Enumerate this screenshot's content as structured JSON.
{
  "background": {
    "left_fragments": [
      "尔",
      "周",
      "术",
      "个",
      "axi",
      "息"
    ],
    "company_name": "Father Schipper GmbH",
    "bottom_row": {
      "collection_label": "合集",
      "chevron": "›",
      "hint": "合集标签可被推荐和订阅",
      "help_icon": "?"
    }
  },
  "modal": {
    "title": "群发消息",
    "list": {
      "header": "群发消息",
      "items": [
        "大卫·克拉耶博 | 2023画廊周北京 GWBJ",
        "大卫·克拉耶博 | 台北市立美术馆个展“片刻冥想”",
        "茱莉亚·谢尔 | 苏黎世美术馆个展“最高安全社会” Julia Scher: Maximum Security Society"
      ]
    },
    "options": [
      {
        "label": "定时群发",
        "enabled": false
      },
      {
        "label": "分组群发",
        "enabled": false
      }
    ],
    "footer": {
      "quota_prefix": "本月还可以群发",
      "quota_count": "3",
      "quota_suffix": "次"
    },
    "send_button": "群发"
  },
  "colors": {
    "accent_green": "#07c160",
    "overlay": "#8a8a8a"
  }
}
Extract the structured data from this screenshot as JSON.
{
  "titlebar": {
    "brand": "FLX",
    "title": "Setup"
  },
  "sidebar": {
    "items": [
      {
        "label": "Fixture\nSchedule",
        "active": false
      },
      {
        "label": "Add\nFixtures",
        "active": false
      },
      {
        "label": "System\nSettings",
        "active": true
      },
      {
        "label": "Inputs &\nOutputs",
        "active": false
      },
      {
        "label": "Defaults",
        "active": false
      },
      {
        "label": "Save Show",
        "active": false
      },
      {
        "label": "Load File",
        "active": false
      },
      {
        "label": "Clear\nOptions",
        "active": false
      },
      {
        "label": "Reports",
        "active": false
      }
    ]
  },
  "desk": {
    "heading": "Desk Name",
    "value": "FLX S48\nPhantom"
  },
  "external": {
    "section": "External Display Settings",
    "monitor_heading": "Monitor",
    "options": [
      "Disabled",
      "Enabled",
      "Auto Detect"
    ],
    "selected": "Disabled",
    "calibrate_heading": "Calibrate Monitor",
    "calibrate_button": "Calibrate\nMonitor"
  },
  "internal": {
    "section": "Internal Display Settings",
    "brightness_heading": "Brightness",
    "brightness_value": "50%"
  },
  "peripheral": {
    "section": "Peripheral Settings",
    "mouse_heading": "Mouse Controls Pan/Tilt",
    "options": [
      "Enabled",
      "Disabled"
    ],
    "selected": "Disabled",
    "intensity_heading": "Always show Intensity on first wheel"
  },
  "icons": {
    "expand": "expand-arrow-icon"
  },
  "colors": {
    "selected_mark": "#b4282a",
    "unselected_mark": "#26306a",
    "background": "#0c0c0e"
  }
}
|---|
## TASK STATEMENT
Locate all lines in the listing above with the word "this" and copy them.

## WRITTEN RESPONSE
Enumerate this screenshot's content as structured JSON.
Extract the structured data from this screenshot as JSON.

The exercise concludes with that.